▶ [DIRECTION]:
Copy exactly, and only, the lines from the line containing "Decode this image" through the last line of the records below, both included.

[Dataset items]
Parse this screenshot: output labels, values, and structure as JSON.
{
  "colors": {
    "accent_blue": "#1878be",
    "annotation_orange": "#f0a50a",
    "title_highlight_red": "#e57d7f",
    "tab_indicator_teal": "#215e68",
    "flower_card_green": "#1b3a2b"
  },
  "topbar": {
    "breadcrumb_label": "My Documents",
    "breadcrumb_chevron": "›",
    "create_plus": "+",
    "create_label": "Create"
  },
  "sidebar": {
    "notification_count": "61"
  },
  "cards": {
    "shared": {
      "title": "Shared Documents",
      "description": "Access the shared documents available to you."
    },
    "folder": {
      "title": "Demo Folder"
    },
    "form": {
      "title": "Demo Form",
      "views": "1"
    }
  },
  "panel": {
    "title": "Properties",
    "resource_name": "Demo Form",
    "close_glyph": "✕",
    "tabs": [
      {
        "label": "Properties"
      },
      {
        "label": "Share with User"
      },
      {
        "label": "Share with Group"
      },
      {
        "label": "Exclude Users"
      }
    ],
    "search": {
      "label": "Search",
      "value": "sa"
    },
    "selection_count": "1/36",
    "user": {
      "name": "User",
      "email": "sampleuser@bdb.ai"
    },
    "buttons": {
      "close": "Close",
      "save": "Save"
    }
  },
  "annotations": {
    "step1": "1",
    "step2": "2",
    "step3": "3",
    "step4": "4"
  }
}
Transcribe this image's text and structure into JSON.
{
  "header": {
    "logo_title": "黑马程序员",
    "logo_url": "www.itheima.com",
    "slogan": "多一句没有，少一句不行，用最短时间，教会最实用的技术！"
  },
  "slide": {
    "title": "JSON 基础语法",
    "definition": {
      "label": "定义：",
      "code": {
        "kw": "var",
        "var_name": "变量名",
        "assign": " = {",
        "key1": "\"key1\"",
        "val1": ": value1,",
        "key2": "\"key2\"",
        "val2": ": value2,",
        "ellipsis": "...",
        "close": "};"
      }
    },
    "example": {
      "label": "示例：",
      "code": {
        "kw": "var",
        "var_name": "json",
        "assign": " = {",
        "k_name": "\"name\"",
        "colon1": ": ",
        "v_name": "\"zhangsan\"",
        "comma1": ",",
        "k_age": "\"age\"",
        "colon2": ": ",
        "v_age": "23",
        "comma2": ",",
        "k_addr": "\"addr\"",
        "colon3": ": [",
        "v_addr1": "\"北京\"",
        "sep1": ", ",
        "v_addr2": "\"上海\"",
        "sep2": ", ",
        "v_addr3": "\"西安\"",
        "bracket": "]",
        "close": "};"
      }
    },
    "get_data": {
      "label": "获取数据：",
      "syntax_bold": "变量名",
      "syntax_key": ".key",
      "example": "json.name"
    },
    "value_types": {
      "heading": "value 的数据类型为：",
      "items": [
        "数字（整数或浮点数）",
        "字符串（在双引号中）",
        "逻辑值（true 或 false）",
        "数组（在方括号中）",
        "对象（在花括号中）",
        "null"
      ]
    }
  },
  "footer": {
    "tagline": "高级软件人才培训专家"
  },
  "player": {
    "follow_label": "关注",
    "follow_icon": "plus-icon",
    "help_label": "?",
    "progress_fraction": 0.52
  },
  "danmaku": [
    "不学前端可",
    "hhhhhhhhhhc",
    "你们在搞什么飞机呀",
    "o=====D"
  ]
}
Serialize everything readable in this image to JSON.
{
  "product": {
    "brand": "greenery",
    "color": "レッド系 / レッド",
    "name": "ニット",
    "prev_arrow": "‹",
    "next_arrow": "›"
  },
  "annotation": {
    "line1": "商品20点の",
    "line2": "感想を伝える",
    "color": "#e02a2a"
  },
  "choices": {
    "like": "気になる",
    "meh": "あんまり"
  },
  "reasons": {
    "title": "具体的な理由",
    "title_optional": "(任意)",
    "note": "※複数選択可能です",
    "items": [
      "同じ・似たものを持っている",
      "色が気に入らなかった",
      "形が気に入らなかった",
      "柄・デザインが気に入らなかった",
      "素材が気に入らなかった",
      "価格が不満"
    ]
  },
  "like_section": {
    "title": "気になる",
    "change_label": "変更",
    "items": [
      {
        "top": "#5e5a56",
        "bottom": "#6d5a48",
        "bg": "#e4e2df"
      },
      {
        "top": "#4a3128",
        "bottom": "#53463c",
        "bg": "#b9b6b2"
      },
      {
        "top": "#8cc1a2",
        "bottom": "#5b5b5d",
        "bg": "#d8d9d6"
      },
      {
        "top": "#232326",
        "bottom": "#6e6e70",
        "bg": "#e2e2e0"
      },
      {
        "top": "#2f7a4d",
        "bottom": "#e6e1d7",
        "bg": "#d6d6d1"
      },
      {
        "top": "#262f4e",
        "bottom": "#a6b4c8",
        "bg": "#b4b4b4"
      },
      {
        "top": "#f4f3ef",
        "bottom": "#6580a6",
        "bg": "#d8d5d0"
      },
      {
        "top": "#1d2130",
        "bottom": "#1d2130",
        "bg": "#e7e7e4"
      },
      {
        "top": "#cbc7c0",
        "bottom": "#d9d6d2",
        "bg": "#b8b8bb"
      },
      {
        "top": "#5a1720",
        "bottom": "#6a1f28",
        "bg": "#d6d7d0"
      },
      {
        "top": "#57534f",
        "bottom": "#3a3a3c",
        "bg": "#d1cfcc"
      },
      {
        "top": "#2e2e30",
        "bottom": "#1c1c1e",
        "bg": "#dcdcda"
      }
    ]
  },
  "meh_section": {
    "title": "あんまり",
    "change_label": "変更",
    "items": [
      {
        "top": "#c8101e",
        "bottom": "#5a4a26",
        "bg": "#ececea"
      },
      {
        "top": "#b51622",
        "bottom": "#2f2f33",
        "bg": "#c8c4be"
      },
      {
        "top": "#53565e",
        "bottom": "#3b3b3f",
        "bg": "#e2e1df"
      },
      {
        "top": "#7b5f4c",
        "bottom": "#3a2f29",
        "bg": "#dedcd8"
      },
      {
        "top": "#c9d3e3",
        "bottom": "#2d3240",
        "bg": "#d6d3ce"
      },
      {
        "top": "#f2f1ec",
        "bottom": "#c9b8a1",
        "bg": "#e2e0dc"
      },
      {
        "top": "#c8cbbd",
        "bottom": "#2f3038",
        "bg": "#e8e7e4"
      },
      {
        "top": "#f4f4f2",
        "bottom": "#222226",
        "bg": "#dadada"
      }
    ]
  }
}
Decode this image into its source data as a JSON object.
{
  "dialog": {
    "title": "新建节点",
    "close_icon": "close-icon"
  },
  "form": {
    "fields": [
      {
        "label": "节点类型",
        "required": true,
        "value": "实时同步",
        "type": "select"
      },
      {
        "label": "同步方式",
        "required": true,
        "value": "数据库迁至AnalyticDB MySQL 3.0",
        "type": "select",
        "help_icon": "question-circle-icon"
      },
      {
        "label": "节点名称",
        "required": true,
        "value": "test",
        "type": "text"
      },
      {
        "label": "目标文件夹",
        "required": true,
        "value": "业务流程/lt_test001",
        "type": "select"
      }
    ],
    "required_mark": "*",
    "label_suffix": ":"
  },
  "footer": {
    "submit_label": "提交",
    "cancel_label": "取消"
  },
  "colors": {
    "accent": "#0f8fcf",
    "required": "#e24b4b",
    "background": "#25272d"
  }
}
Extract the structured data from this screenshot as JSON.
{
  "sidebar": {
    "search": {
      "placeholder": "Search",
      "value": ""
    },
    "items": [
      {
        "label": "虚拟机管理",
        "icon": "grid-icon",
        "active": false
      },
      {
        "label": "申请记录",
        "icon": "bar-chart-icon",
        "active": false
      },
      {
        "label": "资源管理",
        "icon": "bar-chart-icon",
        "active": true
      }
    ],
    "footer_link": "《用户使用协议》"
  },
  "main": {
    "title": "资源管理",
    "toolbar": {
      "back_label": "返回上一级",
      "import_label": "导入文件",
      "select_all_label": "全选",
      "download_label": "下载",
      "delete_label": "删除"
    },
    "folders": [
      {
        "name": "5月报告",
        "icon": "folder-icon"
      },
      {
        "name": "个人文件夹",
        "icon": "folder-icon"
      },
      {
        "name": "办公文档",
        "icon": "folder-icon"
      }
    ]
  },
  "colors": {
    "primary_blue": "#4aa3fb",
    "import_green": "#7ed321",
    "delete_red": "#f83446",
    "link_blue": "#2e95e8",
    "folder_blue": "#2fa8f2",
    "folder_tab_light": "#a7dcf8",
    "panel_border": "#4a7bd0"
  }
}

▶ [FULL SOLUTION]:
Decode this image into its source data as a JSON object.
{
  "dialog": {
    "title": "新建节点",
    "close_icon": "close-icon"
  },
  "form": {
    "fields": [
      {
        "label": "节点类型",
        "required": true,
        "value": "实时同步",
        "type": "select"
      },
      {
        "label": "同步方式",
        "required": true,
        "value": "数据库迁至AnalyticDB MySQL 3.0",
        "type": "select",
        "help_icon": "question-circle-icon"
      },
      {
        "label": "节点名称",
        "required": true,
        "value": "test",
        "type": "text"
      },
      {
        "label": "目标文件夹",
        "required": true,
        "value": "业务流程/lt_test001",
        "type": "select"
      }
    ],
    "required_mark": "*",
    "label_suffix": ":"
  },
  "footer": {
    "submit_label": "提交",
    "cancel_label": "取消"
  },
  "colors": {
    "accent": "#0f8fcf",
    "required": "#e24b4b",
    "background": "#25272d"
  }
}
Extract the structured data from this screenshot as JSON.
{
  "sidebar": {
    "search": {
      "placeholder": "Search",
      "value": ""
    },
    "items": [
      {
        "label": "虚拟机管理",
        "icon": "grid-icon",
        "active": false
      },
      {
        "label": "申请记录",
        "icon": "bar-chart-icon",
        "active": false
      },
      {
        "label": "资源管理",
        "icon": "bar-chart-icon",
        "active": true
      }
    ],
    "footer_link": "《用户使用协议》"
  },
  "main": {
    "title": "资源管理",
    "toolbar": {
      "back_label": "返回上一级",
      "import_label": "导入文件",
      "select_all_label": "全选",
      "download_label": "下载",
      "delete_label": "删除"
    },
    "folders": [
      {
        "name": "5月报告",
        "icon": "folder-icon"
      },
      {
        "name": "个人文件夹",
        "icon": "folder-icon"
      },
      {
        "name": "办公文档",
        "icon": "folder-icon"
      }
    ]
  },
  "colors": {
    "primary_blue": "#4aa3fb",
    "import_green": "#7ed321",
    "delete_red": "#f83446",
    "link_blue": "#2e95e8",
    "folder_blue": "#2fa8f2",
    "folder_tab_light": "#a7dcf8",
    "panel_border": "#4a7bd0"
  }
}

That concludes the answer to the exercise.